Figure dataset records
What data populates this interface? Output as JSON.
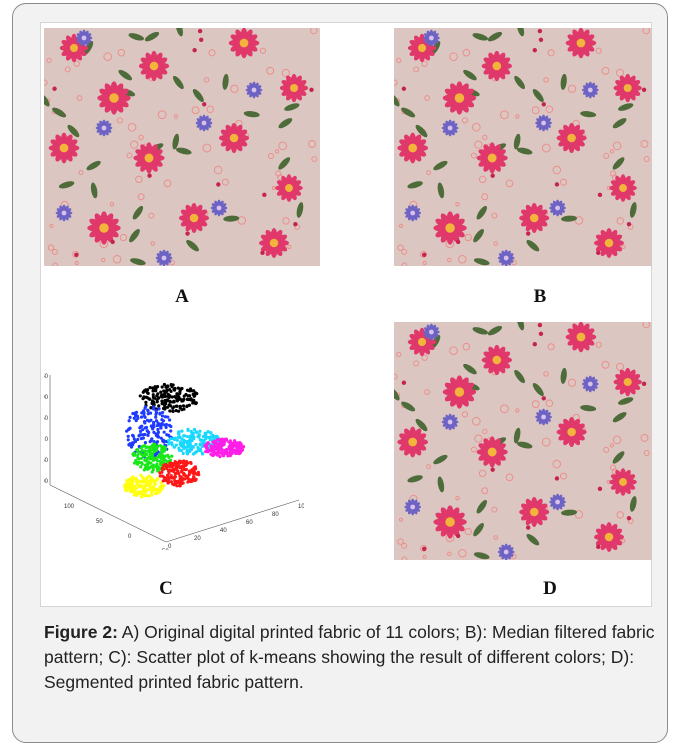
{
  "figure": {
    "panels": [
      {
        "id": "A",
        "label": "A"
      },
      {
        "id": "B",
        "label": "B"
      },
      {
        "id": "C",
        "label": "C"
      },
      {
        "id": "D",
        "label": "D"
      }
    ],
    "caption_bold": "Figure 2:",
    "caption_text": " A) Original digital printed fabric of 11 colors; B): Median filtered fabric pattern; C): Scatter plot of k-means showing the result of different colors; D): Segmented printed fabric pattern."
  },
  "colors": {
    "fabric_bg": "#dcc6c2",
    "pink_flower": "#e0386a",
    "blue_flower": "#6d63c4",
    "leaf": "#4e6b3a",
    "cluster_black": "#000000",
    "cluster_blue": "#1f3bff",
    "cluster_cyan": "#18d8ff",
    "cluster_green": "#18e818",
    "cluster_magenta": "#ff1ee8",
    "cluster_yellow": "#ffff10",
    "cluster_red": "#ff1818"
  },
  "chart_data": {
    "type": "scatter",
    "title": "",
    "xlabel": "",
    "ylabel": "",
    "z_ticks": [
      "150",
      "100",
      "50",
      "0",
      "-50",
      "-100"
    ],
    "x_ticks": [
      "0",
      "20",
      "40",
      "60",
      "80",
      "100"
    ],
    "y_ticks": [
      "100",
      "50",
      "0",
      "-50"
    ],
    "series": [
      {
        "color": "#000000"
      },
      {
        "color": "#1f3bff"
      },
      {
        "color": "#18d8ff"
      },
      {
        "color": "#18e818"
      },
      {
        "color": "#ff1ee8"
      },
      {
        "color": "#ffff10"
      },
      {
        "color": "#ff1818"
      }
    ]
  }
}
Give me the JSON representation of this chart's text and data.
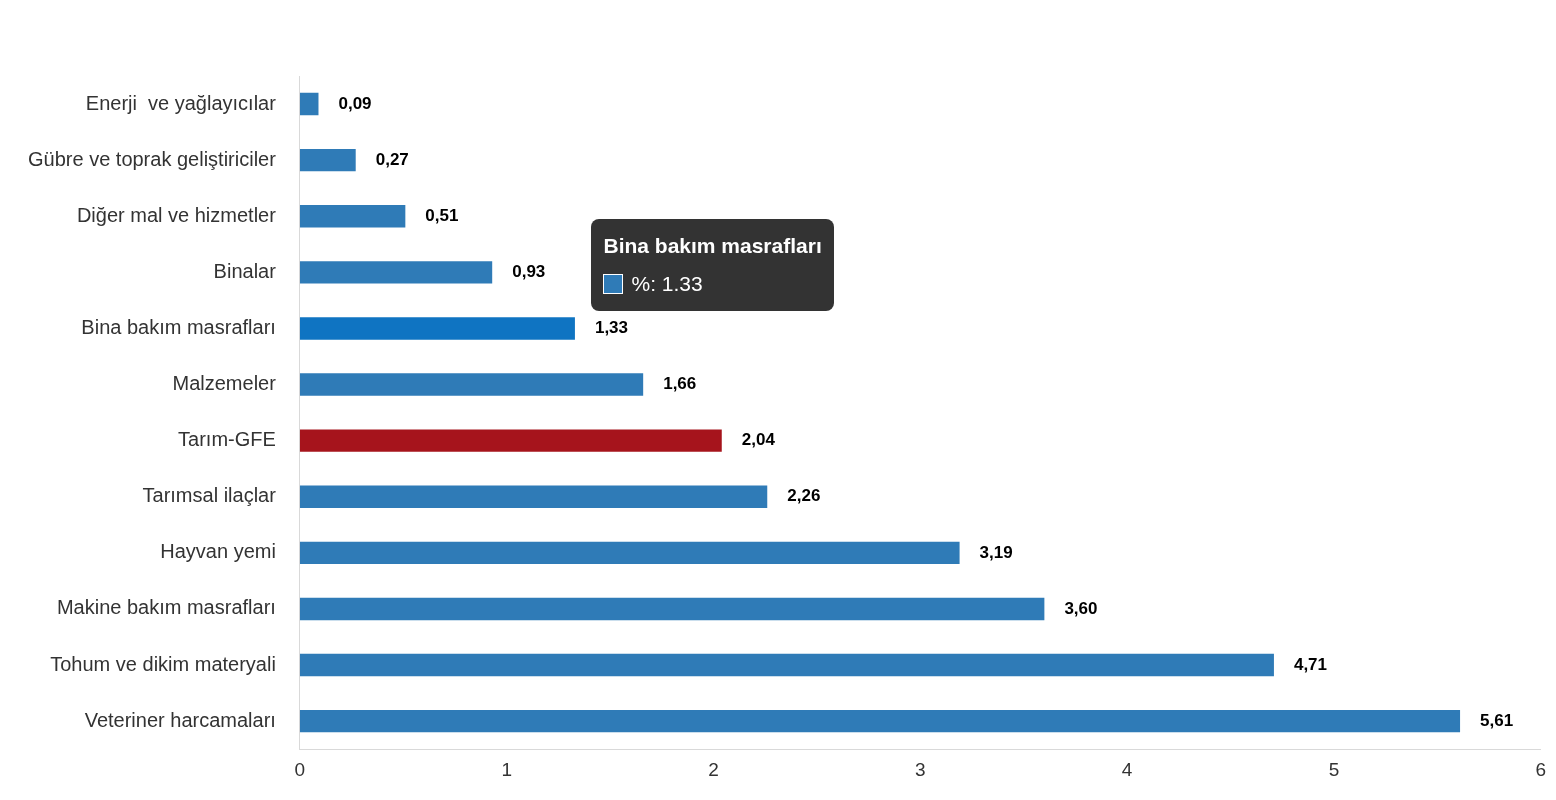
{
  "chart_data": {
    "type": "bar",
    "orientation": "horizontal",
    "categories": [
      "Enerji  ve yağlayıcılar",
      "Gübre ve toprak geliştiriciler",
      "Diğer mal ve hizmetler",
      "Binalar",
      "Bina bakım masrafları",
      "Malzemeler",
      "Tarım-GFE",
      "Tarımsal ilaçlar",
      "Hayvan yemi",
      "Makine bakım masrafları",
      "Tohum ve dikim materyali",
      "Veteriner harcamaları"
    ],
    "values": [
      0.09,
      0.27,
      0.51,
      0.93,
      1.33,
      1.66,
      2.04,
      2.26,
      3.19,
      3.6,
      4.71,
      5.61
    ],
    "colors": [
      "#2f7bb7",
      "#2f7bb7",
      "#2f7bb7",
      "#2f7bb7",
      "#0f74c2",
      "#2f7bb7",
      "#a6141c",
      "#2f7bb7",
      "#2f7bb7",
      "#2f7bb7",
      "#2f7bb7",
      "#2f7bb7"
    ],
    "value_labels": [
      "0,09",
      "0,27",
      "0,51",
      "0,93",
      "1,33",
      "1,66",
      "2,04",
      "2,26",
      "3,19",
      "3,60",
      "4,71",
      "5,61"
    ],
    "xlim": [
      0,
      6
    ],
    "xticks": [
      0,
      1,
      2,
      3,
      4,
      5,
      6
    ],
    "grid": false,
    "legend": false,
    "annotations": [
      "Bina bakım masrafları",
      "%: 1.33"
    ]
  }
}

--

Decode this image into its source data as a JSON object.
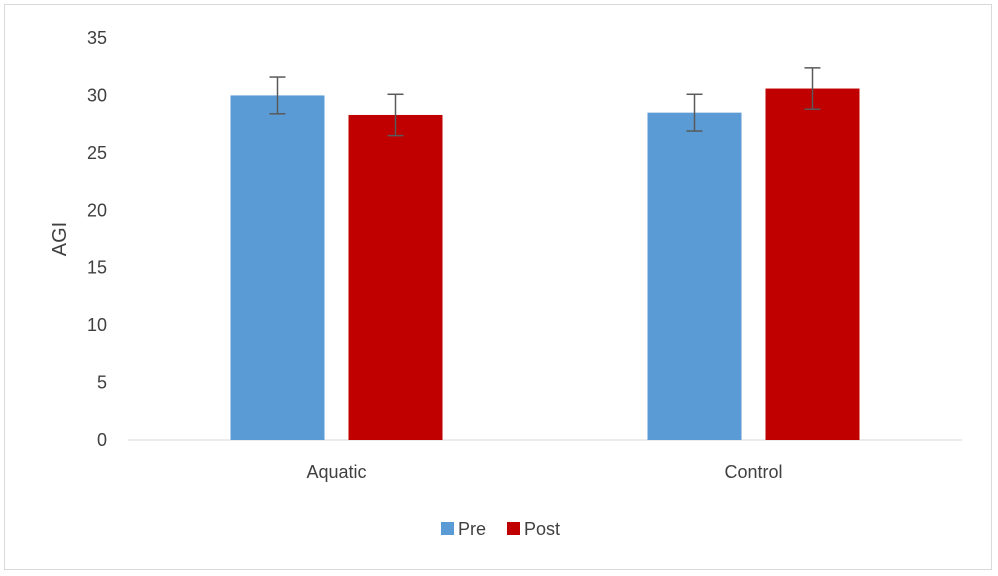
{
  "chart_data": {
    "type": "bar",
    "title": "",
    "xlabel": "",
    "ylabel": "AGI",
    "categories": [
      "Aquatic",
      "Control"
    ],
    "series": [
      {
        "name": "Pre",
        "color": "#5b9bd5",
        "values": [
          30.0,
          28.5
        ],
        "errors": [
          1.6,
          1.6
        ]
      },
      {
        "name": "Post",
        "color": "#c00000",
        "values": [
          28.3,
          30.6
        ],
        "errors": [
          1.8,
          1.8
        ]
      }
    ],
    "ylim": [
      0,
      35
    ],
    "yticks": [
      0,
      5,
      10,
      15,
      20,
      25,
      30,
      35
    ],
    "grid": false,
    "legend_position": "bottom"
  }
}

### What you need to do:
Filter the records, keeping only lines that contain "colors", and show those lines.

### Solution to this problem:
    "caption_text": " A) Original digital printed fabric of 11 colors; B): Median filtered fabric pattern; C): Scatter plot of k-means showing the result of different colors; D): Segmented printed fabric pattern."
  "colors": {
    "colors": [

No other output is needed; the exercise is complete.